**To be done**: Transcribe the full listing below exactly.

[Stored items]
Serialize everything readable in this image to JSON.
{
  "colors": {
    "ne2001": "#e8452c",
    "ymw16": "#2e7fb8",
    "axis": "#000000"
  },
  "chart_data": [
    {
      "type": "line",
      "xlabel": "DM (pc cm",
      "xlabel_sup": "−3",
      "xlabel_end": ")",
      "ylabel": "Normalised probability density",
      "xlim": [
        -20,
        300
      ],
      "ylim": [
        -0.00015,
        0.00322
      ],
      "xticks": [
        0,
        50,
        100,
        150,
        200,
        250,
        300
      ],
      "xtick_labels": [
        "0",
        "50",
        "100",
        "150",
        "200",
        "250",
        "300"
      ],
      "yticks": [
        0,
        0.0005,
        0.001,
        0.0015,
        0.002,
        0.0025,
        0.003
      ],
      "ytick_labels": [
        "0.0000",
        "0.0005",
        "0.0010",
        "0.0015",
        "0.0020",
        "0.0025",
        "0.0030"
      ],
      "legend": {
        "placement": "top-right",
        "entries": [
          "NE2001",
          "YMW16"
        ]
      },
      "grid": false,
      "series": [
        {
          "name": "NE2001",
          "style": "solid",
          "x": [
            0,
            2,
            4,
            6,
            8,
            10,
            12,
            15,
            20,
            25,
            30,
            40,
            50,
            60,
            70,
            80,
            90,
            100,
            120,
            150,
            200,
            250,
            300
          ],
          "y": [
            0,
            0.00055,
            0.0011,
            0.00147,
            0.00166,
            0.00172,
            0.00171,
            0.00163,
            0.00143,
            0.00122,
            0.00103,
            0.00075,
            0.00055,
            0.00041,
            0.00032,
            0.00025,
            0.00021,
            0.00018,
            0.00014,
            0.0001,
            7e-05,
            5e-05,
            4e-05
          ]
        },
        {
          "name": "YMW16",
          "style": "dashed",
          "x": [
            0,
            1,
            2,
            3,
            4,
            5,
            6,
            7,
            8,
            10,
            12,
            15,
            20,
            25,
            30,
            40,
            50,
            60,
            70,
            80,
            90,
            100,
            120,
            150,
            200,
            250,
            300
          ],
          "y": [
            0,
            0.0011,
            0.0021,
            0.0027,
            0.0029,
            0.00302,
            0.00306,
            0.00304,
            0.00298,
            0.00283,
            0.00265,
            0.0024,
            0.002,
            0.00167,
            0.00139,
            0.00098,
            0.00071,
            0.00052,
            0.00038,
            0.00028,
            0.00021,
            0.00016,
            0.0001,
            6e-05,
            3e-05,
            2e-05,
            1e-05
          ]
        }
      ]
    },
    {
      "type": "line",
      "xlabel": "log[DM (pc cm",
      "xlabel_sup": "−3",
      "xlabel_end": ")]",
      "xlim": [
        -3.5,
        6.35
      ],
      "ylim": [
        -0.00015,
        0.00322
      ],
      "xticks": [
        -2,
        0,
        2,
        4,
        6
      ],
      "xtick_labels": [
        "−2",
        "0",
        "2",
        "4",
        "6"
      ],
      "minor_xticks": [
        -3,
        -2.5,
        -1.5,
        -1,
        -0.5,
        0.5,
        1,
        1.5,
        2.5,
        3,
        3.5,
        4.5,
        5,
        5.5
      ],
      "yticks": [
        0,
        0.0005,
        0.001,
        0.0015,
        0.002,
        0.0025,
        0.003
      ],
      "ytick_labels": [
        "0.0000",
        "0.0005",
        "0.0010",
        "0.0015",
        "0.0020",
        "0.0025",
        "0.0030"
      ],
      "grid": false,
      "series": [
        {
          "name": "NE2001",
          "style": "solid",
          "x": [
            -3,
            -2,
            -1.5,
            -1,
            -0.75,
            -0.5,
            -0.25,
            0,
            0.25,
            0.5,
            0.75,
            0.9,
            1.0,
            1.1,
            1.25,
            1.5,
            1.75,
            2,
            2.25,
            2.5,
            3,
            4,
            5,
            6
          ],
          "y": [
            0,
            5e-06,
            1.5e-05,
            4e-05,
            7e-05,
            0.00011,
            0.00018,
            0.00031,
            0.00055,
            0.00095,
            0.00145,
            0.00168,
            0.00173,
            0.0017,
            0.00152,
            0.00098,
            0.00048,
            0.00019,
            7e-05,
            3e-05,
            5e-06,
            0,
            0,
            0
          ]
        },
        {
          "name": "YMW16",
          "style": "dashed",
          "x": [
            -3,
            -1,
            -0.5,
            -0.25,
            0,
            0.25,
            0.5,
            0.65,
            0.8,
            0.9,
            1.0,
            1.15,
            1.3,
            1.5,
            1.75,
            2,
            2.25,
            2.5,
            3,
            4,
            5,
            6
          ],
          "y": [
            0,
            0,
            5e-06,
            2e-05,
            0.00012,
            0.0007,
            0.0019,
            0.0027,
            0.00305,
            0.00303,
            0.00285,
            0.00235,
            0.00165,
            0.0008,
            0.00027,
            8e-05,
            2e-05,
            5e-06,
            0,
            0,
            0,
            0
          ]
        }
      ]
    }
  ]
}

**The result**:
Serialize everything readable in this image to JSON.
{
  "colors": {
    "ne2001": "#e8452c",
    "ymw16": "#2e7fb8",
    "axis": "#000000"
  },
  "chart_data": [
    {
      "type": "line",
      "xlabel": "DM (pc cm",
      "xlabel_sup": "−3",
      "xlabel_end": ")",
      "ylabel": "Normalised probability density",
      "xlim": [
        -20,
        300
      ],
      "ylim": [
        -0.00015,
        0.00322
      ],
      "xticks": [
        0,
        50,
        100,
        150,
        200,
        250,
        300
      ],
      "xtick_labels": [
        "0",
        "50",
        "100",
        "150",
        "200",
        "250",
        "300"
      ],
      "yticks": [
        0,
        0.0005,
        0.001,
        0.0015,
        0.002,
        0.0025,
        0.003
      ],
      "ytick_labels": [
        "0.0000",
        "0.0005",
        "0.0010",
        "0.0015",
        "0.0020",
        "0.0025",
        "0.0030"
      ],
      "legend": {
        "placement": "top-right",
        "entries": [
          "NE2001",
          "YMW16"
        ]
      },
      "grid": false,
      "series": [
        {
          "name": "NE2001",
          "style": "solid",
          "x": [
            0,
            2,
            4,
            6,
            8,
            10,
            12,
            15,
            20,
            25,
            30,
            40,
            50,
            60,
            70,
            80,
            90,
            100,
            120,
            150,
            200,
            250,
            300
          ],
          "y": [
            0,
            0.00055,
            0.0011,
            0.00147,
            0.00166,
            0.00172,
            0.00171,
            0.00163,
            0.00143,
            0.00122,
            0.00103,
            0.00075,
            0.00055,
            0.00041,
            0.00032,
            0.00025,
            0.00021,
            0.00018,
            0.00014,
            0.0001,
            7e-05,
            5e-05,
            4e-05
          ]
        },
        {
          "name": "YMW16",
          "style": "dashed",
          "x": [
            0,
            1,
            2,
            3,
            4,
            5,
            6,
            7,
            8,
            10,
            12,
            15,
            20,
            25,
            30,
            40,
            50,
            60,
            70,
            80,
            90,
            100,
            120,
            150,
            200,
            250,
            300
          ],
          "y": [
            0,
            0.0011,
            0.0021,
            0.0027,
            0.0029,
            0.00302,
            0.00306,
            0.00304,
            0.00298,
            0.00283,
            0.00265,
            0.0024,
            0.002,
            0.00167,
            0.00139,
            0.00098,
            0.00071,
            0.00052,
            0.00038,
            0.00028,
            0.00021,
            0.00016,
            0.0001,
            6e-05,
            3e-05,
            2e-05,
            1e-05
          ]
        }
      ]
    },
    {
      "type": "line",
      "xlabel": "log[DM (pc cm",
      "xlabel_sup": "−3",
      "xlabel_end": ")]",
      "xlim": [
        -3.5,
        6.35
      ],
      "ylim": [
        -0.00015,
        0.00322
      ],
      "xticks": [
        -2,
        0,
        2,
        4,
        6
      ],
      "xtick_labels": [
        "−2",
        "0",
        "2",
        "4",
        "6"
      ],
      "minor_xticks": [
        -3,
        -2.5,
        -1.5,
        -1,
        -0.5,
        0.5,
        1,
        1.5,
        2.5,
        3,
        3.5,
        4.5,
        5,
        5.5
      ],
      "yticks": [
        0,
        0.0005,
        0.001,
        0.0015,
        0.002,
        0.0025,
        0.003
      ],
      "ytick_labels": [
        "0.0000",
        "0.0005",
        "0.0010",
        "0.0015",
        "0.0020",
        "0.0025",
        "0.0030"
      ],
      "grid": false,
      "series": [
        {
          "name": "NE2001",
          "style": "solid",
          "x": [
            -3,
            -2,
            -1.5,
            -1,
            -0.75,
            -0.5,
            -0.25,
            0,
            0.25,
            0.5,
            0.75,
            0.9,
            1.0,
            1.1,
            1.25,
            1.5,
            1.75,
            2,
            2.25,
            2.5,
            3,
            4,
            5,
            6
          ],
          "y": [
            0,
            5e-06,
            1.5e-05,
            4e-05,
            7e-05,
            0.00011,
            0.00018,
            0.00031,
            0.00055,
            0.00095,
            0.00145,
            0.00168,
            0.00173,
            0.0017,
            0.00152,
            0.00098,
            0.00048,
            0.00019,
            7e-05,
            3e-05,
            5e-06,
            0,
            0,
            0
          ]
        },
        {
          "name": "YMW16",
          "style": "dashed",
          "x": [
            -3,
            -1,
            -0.5,
            -0.25,
            0,
            0.25,
            0.5,
            0.65,
            0.8,
            0.9,
            1.0,
            1.15,
            1.3,
            1.5,
            1.75,
            2,
            2.25,
            2.5,
            3,
            4,
            5,
            6
          ],
          "y": [
            0,
            0,
            5e-06,
            2e-05,
            0.00012,
            0.0007,
            0.0019,
            0.0027,
            0.00305,
            0.00303,
            0.00285,
            0.00235,
            0.00165,
            0.0008,
            0.00027,
            8e-05,
            2e-05,
            5e-06,
            0,
            0,
            0,
            0
          ]
        }
      ]
    }
  ]
}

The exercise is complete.